What is asked >> Set down each entry from the block beneath, exactly as written.

Data excerpts >>
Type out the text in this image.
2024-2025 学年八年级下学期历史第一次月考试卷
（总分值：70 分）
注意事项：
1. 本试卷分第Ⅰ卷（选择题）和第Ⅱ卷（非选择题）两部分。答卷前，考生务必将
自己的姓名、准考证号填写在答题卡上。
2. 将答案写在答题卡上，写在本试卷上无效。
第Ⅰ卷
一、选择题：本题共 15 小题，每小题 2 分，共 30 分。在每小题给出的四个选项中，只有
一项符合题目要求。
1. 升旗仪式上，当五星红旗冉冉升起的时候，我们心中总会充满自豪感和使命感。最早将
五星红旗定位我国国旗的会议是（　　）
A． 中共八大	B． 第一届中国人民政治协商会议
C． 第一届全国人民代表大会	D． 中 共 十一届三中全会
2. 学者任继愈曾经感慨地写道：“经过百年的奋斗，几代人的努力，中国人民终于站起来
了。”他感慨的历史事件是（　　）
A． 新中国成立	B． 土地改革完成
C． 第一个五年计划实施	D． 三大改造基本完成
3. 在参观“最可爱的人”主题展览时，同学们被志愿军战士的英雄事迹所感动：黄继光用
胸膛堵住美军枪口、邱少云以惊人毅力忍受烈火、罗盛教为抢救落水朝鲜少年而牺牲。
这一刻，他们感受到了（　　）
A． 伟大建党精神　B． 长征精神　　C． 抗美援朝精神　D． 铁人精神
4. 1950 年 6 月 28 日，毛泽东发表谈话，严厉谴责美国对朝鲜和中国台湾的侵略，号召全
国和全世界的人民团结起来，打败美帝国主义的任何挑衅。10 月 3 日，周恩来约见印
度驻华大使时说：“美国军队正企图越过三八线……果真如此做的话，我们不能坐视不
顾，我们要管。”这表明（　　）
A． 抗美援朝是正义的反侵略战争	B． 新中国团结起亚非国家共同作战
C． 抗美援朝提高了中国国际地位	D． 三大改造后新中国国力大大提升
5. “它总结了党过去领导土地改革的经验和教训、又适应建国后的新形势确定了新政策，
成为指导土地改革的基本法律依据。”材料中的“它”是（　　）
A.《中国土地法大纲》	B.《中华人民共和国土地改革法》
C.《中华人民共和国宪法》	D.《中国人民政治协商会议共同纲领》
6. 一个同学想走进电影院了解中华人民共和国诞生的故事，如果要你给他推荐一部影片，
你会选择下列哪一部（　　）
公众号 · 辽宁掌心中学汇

Correct result >>
Type out the text in this image.
2024-2025 学年八年级下学期历史第一次月考试卷
（总分值：70 分）
注意事项：
1. 本试卷分第Ⅰ卷（选择题）和第Ⅱ卷（非选择题）两部分。答卷前，考生务必将
自己的姓名、准考证号填写在答题卡上。
2. 将答案写在答题卡上，写在本试卷上无效。
第Ⅰ卷
一、选择题：本题共 15 小题，每小题 2 分，共 30 分。在每小题给出的四个选项中，只有
一项符合题目要求。
1. 升旗仪式上，当五星红旗冉冉升起的时候，我们心中总会充满自豪感和使命感。最早将
五星红旗定位我国国旗的会议是（　　）
A． 中共八大	B． 第一届中国人民政治协商会议
C． 第一届全国人民代表大会	D． 中 共 十一届三中全会
2. 学者任继愈曾经感慨地写道：“经过百年的奋斗，几代人的努力，中国人民终于站起来
了。”他感慨的历史事件是（　　）
A． 新中国成立	B． 土地改革完成
C． 第一个五年计划实施	D． 三大改造基本完成
3. 在参观“最可爱的人”主题展览时，同学们被志愿军战士的英雄事迹所感动：黄继光用
胸膛堵住美军枪口、邱少云以惊人毅力忍受烈火、罗盛教为抢救落水朝鲜少年而牺牲。
这一刻，他们感受到了（　　）
A． 伟大建党精神　B． 长征精神　　C． 抗美援朝精神　D． 铁人精神
4. 1950 年 6 月 28 日，毛泽东发表谈话，严厉谴责美国对朝鲜和中国台湾的侵略，号召全
国和全世界的人民团结起来，打败美帝国主义的任何挑衅。10 月 3 日，周恩来约见印
度驻华大使时说：“美国军队正企图越过三八线……果真如此做的话，我们不能坐视不
顾，我们要管。”这表明（　　）
A． 抗美援朝是正义的反侵略战争	B． 新中国团结起亚非国家共同作战
C． 抗美援朝提高了中国国际地位	D． 三大改造后新中国国力大大提升
5. “它总结了党过去领导土地改革的经验和教训、又适应建国后的新形势确定了新政策，
成为指导土地改革的基本法律依据。”材料中的“它”是（　　）
A.《中国土地法大纲》	B.《中华人民共和国土地改革法》
C.《中华人民共和国宪法》	D.《中国人民政治协商会议共同纲领》
6. 一个同学想走进电影院了解中华人民共和国诞生的故事，如果要你给他推荐一部影片，
你会选择下列哪一部（　　）
公众号 · 辽宁掌心中学汇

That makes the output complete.